» YOUR ASSIGNMENT
Return the entire listing, word for word.

◇ ◇ ◇

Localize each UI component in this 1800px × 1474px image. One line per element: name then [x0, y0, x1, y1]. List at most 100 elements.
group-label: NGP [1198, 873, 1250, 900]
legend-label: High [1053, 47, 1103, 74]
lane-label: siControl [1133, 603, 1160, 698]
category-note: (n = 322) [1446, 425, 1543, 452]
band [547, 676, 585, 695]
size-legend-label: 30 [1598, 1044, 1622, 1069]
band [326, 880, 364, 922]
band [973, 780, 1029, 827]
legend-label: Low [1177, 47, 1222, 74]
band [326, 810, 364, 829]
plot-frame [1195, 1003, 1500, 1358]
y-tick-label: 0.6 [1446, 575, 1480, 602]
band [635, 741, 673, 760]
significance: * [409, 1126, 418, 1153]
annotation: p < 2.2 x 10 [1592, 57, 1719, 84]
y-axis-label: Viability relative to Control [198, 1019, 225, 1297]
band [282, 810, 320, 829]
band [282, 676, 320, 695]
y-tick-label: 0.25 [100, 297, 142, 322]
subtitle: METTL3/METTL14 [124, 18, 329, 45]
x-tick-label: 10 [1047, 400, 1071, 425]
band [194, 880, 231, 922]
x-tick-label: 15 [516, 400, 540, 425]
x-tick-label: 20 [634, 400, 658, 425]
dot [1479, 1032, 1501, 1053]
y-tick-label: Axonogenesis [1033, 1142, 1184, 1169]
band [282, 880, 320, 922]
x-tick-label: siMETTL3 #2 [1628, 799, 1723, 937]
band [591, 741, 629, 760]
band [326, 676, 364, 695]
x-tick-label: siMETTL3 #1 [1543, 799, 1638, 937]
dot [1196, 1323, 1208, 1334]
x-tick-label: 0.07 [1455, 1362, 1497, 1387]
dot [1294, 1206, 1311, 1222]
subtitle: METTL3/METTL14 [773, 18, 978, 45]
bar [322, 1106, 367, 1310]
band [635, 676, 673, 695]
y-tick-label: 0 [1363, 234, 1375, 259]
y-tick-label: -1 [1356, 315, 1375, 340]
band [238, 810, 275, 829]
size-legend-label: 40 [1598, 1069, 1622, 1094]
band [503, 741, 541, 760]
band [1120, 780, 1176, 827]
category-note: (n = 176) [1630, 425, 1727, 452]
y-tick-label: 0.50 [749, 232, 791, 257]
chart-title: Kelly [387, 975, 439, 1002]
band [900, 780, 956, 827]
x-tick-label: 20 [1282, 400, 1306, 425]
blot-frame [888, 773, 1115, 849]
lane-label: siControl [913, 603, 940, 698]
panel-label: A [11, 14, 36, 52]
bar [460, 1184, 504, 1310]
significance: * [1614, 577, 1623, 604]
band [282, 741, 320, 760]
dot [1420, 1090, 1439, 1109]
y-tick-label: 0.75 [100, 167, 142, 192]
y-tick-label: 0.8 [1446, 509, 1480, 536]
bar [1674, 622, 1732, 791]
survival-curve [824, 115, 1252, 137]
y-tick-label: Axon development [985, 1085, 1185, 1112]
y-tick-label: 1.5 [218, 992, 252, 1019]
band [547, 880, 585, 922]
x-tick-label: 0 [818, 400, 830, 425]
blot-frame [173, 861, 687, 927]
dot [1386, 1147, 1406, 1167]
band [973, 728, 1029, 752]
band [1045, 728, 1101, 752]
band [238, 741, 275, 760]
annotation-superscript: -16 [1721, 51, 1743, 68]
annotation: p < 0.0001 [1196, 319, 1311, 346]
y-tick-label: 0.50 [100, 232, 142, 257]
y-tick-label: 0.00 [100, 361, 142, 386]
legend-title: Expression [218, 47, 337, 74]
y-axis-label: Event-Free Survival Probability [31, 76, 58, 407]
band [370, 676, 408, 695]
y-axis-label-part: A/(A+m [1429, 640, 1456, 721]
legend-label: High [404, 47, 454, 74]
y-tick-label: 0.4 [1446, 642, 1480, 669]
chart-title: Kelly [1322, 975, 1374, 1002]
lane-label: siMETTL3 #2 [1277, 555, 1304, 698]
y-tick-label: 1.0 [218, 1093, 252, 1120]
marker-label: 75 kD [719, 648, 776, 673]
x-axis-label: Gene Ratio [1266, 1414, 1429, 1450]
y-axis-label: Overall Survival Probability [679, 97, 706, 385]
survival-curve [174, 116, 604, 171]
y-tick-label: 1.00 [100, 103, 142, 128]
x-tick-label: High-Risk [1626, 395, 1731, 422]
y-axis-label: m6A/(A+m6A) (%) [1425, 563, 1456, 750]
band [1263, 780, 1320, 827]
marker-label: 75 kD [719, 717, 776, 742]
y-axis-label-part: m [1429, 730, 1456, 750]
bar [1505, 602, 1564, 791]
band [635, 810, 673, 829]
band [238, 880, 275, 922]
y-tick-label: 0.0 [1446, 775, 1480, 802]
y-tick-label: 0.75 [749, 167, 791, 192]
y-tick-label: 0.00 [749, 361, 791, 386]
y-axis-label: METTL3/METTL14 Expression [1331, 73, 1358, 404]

◇ ◇ ◇

» REPLY TO THE TASK
Localize each UI component in this 1800px × 1474px image. One line per element: name then [x0, y0, x1, y1]. List at most 100 elements.
group-label: NGP [1198, 873, 1250, 900]
legend-label: High [1053, 47, 1103, 74]
lane-label: siControl [1133, 603, 1160, 698]
category-note: (n = 322) [1446, 425, 1543, 452]
band [547, 676, 585, 695]
size-legend-label: 30 [1598, 1044, 1622, 1069]
band [326, 880, 364, 922]
band [973, 780, 1029, 827]
legend-label: Low [1177, 47, 1222, 74]
band [326, 810, 364, 829]
plot-frame [1195, 1003, 1500, 1358]
y-tick-label: 0.6 [1446, 575, 1480, 602]
band [635, 741, 673, 760]
significance: * [409, 1126, 418, 1153]
annotation: p < 2.2 x 10 [1592, 57, 1719, 84]
y-axis-label: Viability relative to Control [198, 1019, 225, 1297]
band [282, 810, 320, 829]
band [282, 676, 320, 695]
y-tick-label: 0.25 [100, 297, 142, 322]
subtitle: METTL3/METTL14 [124, 18, 329, 45]
x-tick-label: 10 [1047, 400, 1071, 425]
band [194, 880, 231, 922]
x-tick-label: 15 [516, 400, 540, 425]
x-tick-label: 20 [634, 400, 658, 425]
dot [1479, 1032, 1501, 1053]
y-tick-label: Axonogenesis [1033, 1142, 1184, 1169]
band [282, 880, 320, 922]
x-tick-label: siMETTL3 #2 [1628, 799, 1723, 937]
band [591, 741, 629, 760]
band [326, 676, 364, 695]
x-tick-label: siMETTL3 #1 [1543, 799, 1638, 937]
dot [1196, 1323, 1208, 1334]
x-tick-label: 0.07 [1455, 1362, 1497, 1387]
dot [1294, 1206, 1311, 1222]
subtitle: METTL3/METTL14 [773, 18, 978, 45]
bar [322, 1106, 367, 1310]
band [635, 676, 673, 695]
y-tick-label: 0 [1363, 234, 1375, 259]
y-tick-label: -1 [1356, 315, 1375, 340]
band [238, 810, 275, 829]
size-legend-label: 40 [1598, 1069, 1622, 1094]
band [503, 741, 541, 760]
band [1120, 780, 1176, 827]
category-note: (n = 176) [1630, 425, 1727, 452]
y-tick-label: 0.50 [749, 232, 791, 257]
chart-title: Kelly [387, 975, 439, 1002]
band [900, 780, 956, 827]
x-tick-label: 20 [1282, 400, 1306, 425]
blot-frame [888, 773, 1115, 849]
lane-label: siControl [913, 603, 940, 698]
panel-label: A [11, 14, 36, 52]
bar [460, 1184, 504, 1310]
significance: * [1614, 577, 1623, 604]
band [282, 741, 320, 760]
dot [1420, 1090, 1439, 1109]
y-tick-label: 0.75 [100, 167, 142, 192]
y-tick-label: 0.8 [1446, 509, 1480, 536]
bar [1674, 622, 1732, 791]
survival-curve [824, 115, 1252, 137]
y-tick-label: Axon development [985, 1085, 1185, 1112]
y-tick-label: 1.5 [218, 992, 252, 1019]
band [547, 880, 585, 922]
x-tick-label: 0 [818, 400, 830, 425]
blot-frame [173, 861, 687, 927]
dot [1386, 1147, 1406, 1167]
band [973, 728, 1029, 752]
band [1045, 728, 1101, 752]
band [238, 741, 275, 760]
annotation-superscript: -16 [1721, 51, 1743, 68]
annotation: p < 0.0001 [1196, 319, 1311, 346]
y-tick-label: 0.50 [100, 232, 142, 257]
y-tick-label: 0.00 [100, 361, 142, 386]
legend-title: Expression [218, 47, 337, 74]
y-axis-label: Event-Free Survival Probability [31, 76, 58, 407]
band [370, 676, 408, 695]
y-axis-label-part: A/(A+m [1429, 640, 1456, 721]
legend-label: High [404, 47, 454, 74]
y-tick-label: 0.4 [1446, 642, 1480, 669]
chart-title: Kelly [1322, 975, 1374, 1002]
lane-label: siMETTL3 #2 [1277, 555, 1304, 698]
y-tick-label: 1.0 [218, 1093, 252, 1120]
marker-label: 75 kD [719, 648, 776, 673]
x-axis-label: Gene Ratio [1266, 1414, 1429, 1450]
y-axis-label: Overall Survival Probability [679, 97, 706, 385]
survival-curve [174, 116, 604, 171]
y-tick-label: 1.00 [100, 103, 142, 128]
x-tick-label: High-Risk [1626, 395, 1731, 422]
y-axis-label: m6A/(A+m6A) (%) [1425, 563, 1456, 750]
band [1263, 780, 1320, 827]
marker-label: 75 kD [719, 717, 776, 742]
y-axis-label-part: m [1429, 730, 1456, 750]
bar [1505, 602, 1564, 791]
band [635, 810, 673, 829]
band [238, 880, 275, 922]
y-tick-label: 0.0 [1446, 775, 1480, 802]
y-tick-label: 0.75 [749, 167, 791, 192]
y-tick-label: 0.00 [749, 361, 791, 386]
y-axis-label: METTL3/METTL14 Expression [1331, 73, 1358, 404]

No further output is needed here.